### Set problem
Extract every line that contains the string "Health".

### Entries from a dataset
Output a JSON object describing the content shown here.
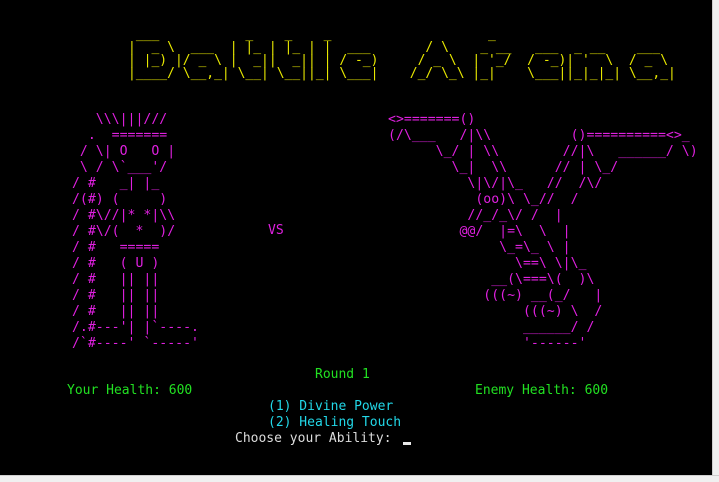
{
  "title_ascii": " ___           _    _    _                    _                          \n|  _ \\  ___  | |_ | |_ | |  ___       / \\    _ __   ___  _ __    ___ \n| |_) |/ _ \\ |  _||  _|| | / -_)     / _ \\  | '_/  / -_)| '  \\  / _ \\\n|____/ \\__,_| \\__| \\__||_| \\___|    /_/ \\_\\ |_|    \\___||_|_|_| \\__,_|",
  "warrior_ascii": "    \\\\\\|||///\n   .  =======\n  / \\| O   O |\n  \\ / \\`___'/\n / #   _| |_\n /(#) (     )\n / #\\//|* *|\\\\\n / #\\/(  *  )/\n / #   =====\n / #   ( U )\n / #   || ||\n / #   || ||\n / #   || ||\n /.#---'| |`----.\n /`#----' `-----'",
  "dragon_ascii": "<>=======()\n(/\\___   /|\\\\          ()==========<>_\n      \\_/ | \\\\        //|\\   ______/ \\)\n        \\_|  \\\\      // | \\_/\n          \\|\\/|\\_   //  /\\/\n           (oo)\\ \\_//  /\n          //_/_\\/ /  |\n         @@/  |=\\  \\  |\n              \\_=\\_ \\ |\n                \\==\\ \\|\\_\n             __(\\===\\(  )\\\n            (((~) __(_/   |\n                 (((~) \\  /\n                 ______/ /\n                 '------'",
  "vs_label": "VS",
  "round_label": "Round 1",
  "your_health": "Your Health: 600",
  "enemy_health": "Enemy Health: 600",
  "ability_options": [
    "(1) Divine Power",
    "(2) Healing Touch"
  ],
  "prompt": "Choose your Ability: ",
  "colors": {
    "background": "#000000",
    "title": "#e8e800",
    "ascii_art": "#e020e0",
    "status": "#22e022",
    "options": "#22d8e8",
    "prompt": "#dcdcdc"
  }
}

### Task result
  "your_health": "Your Health: 600",
  "enemy_health": "Enemy Health: 600",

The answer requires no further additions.